Provided data:
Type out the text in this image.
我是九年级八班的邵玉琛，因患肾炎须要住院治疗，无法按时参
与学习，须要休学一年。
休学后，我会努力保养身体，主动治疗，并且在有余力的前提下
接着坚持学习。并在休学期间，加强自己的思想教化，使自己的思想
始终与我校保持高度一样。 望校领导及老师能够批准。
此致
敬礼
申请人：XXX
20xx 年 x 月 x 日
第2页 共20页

Work to do:
Restate the data above exactly, keeping each word as it stands.

Result of this task:
Type out the text in this image.
我是九年级八班的邵玉琛，因患肾炎须要住院治疗，无法按时参
与学习，须要休学一年。
休学后，我会努力保养身体，主动治疗，并且在有余力的前提下
接着坚持学习。并在休学期间，加强自己的思想教化，使自己的思想
始终与我校保持高度一样。 望校领导及老师能够批准。
此致
敬礼
申请人：XXX
20xx 年 x 月 x 日
第2页 共20页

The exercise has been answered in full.